§ **Stated problem**
Every line below that mentions the word "Good" should be copied out.

§ **Data for this task**

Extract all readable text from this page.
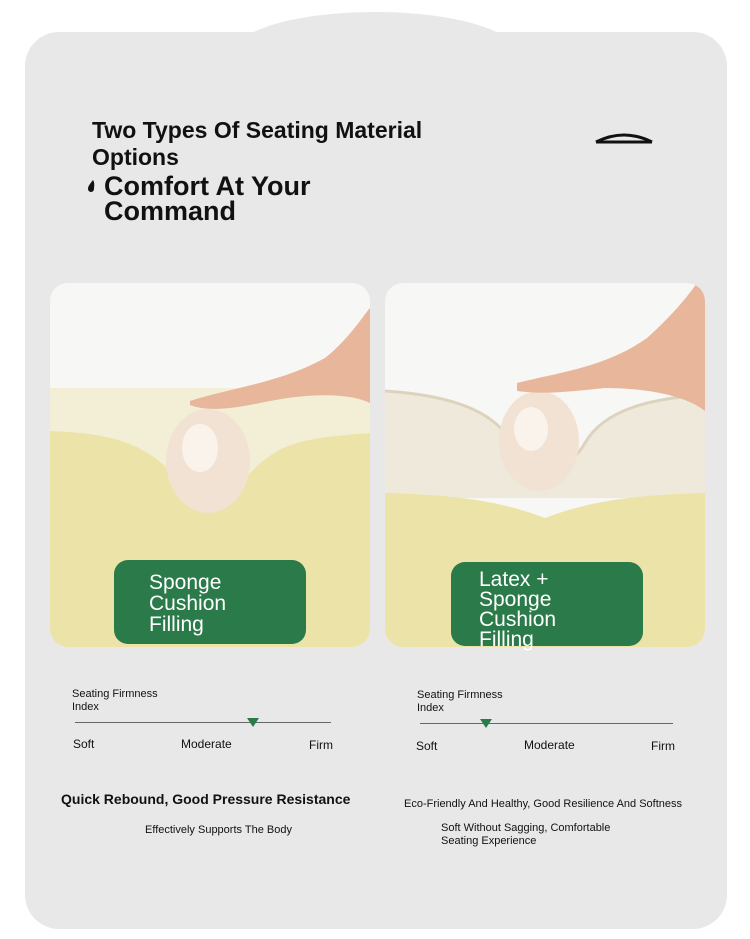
Two Types Of Seating Material Options
Comfort At Your Command
Sponge
Cushion
Filling
Latex +
Sponge
Cushion
Filling

Seating Firmness
Index

Soft	Moderate	Firm

Seating Firmness
Index

Soft	Moderate	Firm

Quick Rebound, Good Pressure Resistance

Effectively Supports The Body

Eco-Friendly And Healthy, Good Resilience And Softness

Soft Without Sagging, Comfortable
Seating Experience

§ **Answer**
Quick Rebound, Good Pressure Resistance
Eco-Friendly And Healthy, Good Resilience And Softness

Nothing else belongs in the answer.